执行任务
请将以含有"Enumerate the UI"的那一行开头、以含有"warning-icon[interactable]: ▲ [1118,16,1132,32]"的那一行结尾的部分（首尾两行均包括在内）整理成 JSON 字符串列表，每行对应一个字符串，空行不计。

所给信息
=-=-=
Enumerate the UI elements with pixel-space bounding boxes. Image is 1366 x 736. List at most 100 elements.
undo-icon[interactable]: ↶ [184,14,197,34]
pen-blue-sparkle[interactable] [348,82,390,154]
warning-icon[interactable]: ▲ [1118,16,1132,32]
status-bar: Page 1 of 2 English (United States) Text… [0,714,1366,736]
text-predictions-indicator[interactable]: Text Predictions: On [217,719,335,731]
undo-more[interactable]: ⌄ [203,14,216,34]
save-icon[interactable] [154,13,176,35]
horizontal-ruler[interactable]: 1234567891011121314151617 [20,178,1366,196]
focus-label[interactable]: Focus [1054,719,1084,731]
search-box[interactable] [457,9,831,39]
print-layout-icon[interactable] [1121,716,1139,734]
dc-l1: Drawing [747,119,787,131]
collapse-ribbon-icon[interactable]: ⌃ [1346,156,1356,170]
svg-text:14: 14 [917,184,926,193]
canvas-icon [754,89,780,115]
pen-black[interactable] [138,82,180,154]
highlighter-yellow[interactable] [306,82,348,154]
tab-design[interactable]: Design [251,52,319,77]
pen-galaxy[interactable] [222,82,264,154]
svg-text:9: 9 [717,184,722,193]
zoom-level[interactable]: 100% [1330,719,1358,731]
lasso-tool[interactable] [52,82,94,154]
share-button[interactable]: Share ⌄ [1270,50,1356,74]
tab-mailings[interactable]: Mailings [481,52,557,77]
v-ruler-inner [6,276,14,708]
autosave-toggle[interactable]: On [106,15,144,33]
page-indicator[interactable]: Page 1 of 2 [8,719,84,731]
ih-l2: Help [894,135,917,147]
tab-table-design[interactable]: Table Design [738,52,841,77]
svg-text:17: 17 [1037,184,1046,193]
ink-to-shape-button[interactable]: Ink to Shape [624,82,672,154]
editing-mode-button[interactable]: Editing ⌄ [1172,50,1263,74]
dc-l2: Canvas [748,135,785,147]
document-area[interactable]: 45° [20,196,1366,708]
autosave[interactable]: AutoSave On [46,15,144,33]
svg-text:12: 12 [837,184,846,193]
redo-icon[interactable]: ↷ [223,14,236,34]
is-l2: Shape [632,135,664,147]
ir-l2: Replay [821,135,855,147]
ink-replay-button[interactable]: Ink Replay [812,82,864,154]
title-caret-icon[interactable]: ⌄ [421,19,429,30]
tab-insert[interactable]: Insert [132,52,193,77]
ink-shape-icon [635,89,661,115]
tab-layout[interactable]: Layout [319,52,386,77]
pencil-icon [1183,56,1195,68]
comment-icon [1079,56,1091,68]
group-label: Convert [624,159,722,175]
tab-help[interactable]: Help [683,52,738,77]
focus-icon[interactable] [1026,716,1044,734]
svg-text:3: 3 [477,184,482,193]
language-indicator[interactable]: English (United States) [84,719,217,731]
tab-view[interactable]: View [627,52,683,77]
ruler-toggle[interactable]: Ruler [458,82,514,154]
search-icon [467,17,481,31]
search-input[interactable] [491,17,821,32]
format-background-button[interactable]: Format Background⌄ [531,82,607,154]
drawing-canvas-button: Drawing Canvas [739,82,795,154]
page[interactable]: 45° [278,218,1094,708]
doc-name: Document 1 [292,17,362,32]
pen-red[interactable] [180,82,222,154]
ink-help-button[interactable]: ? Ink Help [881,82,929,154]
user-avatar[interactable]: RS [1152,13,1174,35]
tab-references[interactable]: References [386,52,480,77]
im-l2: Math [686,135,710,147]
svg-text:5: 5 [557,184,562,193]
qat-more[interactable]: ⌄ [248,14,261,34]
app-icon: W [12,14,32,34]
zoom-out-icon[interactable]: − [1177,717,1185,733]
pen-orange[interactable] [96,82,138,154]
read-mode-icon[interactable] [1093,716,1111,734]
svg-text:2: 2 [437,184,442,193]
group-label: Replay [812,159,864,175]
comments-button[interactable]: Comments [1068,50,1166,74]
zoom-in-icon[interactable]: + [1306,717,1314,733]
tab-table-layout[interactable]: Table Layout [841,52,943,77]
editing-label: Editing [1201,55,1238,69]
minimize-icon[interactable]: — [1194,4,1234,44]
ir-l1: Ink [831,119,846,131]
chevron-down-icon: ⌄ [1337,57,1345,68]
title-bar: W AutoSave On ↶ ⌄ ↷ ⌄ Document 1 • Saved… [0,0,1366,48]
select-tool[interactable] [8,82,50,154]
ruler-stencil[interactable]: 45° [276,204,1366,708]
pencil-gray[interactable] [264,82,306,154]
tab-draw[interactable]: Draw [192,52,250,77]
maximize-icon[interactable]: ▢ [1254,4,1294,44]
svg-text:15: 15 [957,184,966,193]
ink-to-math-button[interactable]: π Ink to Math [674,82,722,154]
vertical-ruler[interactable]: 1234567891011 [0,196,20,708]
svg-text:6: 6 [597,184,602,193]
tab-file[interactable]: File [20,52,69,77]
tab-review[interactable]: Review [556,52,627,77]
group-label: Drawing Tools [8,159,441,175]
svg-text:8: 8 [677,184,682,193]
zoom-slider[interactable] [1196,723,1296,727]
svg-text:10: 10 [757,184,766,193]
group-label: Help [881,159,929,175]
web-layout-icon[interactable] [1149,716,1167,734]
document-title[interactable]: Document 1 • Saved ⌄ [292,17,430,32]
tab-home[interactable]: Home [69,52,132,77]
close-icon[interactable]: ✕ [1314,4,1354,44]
=-=-=
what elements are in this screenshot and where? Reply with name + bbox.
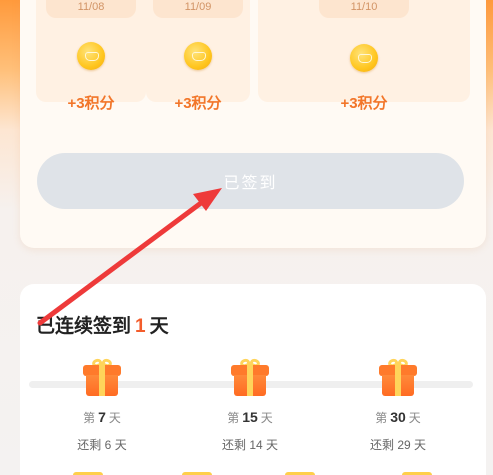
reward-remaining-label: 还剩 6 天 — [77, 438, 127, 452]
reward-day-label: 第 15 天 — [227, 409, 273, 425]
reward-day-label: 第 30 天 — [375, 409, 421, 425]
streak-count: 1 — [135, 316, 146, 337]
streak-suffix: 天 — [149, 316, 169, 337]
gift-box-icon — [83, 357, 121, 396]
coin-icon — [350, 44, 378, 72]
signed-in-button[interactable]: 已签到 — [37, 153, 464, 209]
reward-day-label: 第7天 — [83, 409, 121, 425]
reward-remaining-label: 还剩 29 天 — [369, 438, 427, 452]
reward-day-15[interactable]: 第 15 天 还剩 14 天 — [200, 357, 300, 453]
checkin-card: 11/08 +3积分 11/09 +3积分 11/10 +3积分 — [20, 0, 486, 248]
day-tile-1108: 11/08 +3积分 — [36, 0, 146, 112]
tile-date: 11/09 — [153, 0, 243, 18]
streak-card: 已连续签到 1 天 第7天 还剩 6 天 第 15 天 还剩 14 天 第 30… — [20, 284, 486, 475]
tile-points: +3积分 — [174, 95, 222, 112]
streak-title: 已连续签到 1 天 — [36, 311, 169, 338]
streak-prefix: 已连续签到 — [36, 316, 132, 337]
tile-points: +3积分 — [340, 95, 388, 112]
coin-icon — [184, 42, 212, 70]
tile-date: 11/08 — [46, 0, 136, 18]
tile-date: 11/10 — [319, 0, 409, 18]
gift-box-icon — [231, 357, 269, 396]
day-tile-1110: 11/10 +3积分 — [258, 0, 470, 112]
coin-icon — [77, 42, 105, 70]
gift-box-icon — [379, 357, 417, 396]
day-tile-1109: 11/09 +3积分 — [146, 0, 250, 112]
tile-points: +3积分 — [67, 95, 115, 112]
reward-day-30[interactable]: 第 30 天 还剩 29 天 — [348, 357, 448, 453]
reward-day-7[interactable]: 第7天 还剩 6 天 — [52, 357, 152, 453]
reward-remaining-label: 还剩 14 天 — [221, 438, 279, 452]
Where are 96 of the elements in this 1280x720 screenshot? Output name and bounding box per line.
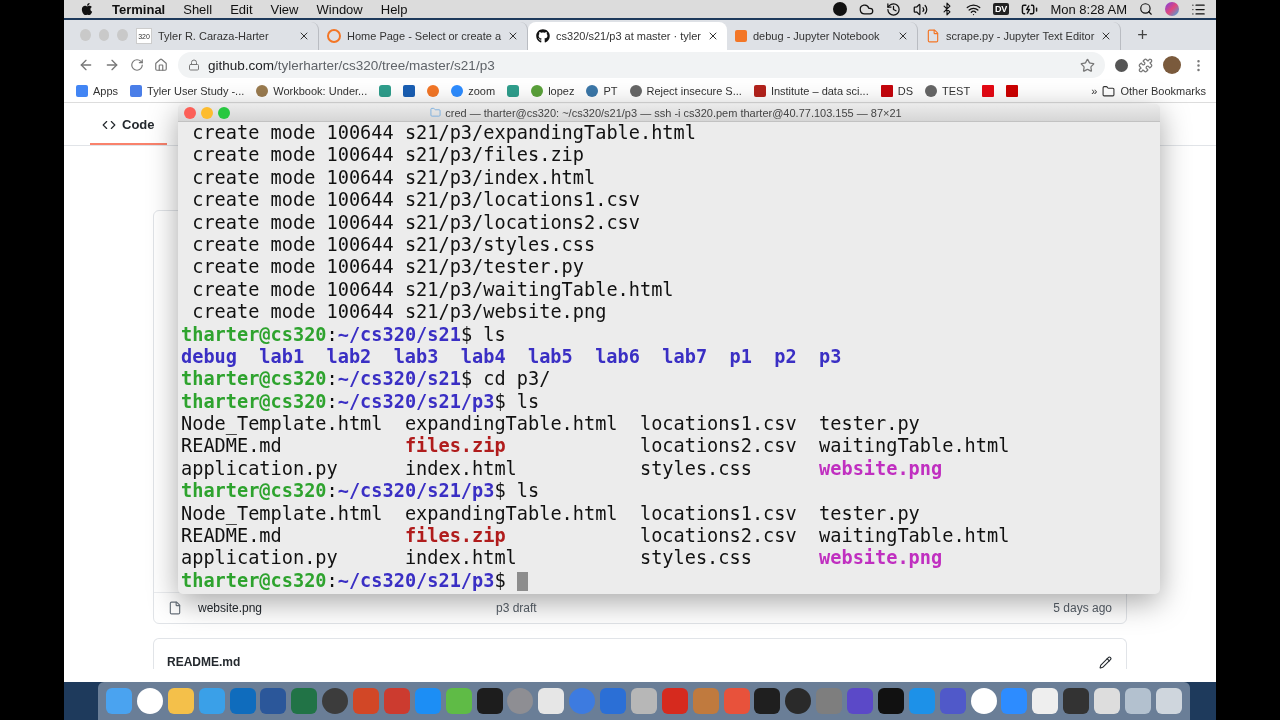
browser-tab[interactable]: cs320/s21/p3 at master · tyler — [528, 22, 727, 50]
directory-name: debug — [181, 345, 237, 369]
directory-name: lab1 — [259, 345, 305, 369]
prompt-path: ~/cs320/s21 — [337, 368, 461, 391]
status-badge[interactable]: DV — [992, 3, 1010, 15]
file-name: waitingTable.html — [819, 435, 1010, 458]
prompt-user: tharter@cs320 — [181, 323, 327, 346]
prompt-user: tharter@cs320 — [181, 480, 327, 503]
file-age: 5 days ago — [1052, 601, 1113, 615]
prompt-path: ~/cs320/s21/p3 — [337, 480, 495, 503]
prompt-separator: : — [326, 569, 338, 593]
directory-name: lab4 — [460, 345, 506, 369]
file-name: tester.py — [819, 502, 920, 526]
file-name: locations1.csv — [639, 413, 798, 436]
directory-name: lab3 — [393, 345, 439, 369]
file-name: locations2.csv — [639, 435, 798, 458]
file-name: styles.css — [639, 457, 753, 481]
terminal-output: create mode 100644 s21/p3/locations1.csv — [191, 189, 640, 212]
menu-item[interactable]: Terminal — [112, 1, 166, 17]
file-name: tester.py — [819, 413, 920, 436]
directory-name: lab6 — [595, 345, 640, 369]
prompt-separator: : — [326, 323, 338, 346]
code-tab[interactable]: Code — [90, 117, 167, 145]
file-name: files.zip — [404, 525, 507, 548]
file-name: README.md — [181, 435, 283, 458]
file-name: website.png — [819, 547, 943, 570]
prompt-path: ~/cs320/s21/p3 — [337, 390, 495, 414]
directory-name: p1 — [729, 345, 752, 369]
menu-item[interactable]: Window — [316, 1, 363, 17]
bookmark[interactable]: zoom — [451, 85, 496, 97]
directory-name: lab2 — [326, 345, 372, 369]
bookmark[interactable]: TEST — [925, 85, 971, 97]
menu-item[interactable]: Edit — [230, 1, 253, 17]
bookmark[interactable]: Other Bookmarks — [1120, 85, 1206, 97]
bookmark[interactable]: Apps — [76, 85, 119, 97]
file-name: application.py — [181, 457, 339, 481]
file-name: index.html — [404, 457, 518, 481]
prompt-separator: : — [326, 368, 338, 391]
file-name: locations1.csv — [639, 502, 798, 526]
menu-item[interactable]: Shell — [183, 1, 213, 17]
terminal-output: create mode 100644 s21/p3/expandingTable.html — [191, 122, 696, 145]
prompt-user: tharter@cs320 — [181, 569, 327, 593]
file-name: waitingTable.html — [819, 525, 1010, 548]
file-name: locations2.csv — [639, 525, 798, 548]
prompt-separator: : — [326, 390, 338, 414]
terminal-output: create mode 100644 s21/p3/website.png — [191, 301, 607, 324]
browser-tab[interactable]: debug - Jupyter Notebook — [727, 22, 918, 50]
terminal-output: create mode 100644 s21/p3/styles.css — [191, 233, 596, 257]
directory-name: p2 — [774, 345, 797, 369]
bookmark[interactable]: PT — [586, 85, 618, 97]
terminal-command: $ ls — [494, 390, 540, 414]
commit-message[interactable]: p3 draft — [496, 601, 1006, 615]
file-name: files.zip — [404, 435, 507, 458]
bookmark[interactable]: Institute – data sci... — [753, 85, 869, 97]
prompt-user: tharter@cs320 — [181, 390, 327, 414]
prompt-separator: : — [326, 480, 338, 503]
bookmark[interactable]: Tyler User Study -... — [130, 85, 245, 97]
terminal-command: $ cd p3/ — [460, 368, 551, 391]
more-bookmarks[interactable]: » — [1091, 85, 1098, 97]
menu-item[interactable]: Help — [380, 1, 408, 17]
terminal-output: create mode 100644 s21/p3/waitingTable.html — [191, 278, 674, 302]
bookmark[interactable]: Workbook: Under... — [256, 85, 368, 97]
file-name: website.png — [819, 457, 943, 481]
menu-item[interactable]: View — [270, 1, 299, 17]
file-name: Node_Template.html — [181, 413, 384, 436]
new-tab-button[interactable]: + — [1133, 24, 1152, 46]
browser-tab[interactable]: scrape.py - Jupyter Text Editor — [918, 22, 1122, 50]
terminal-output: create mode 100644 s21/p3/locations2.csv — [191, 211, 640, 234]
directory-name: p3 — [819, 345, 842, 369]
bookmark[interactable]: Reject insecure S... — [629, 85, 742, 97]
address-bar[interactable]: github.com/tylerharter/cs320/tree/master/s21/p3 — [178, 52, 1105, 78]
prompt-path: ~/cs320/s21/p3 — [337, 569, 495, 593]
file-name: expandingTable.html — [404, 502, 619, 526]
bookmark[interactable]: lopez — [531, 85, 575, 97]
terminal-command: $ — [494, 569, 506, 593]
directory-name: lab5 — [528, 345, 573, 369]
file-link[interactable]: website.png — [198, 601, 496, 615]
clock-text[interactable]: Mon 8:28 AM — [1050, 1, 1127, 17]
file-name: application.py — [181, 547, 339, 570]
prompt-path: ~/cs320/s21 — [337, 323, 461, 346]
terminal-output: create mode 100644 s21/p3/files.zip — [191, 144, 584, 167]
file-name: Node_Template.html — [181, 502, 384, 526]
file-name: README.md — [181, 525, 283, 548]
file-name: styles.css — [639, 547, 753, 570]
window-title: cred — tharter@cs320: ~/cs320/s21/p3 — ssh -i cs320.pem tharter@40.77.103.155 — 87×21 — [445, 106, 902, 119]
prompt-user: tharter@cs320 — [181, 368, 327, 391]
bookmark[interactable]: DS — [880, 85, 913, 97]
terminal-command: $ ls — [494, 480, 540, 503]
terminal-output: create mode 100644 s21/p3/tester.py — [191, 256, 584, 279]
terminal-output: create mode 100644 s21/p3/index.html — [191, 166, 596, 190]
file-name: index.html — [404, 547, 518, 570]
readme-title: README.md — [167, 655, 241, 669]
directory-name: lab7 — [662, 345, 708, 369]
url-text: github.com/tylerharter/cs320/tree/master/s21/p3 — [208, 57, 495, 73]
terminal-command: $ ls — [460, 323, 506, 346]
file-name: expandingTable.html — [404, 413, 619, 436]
=-=-=
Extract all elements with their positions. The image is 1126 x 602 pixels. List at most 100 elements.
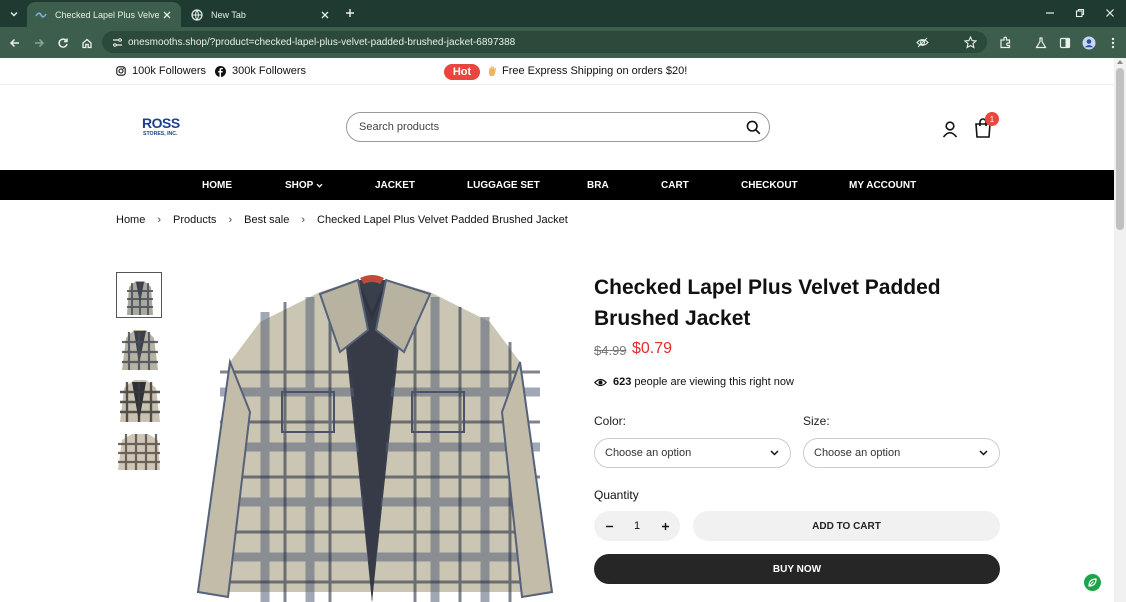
=-=-=
书面解答
[
  "Enumerate the UI elements with pixel-space bounding boxes. Image is 1366 x 736. List at most 100 elements.",
  "undo-icon[interactable]: ↶ [184,14,197,34]",
  "pen-blue-sparkle[interactable] [348,82,390,154]",
  "warning-icon[interactable]: ▲ [1118,16,1132,32]"
]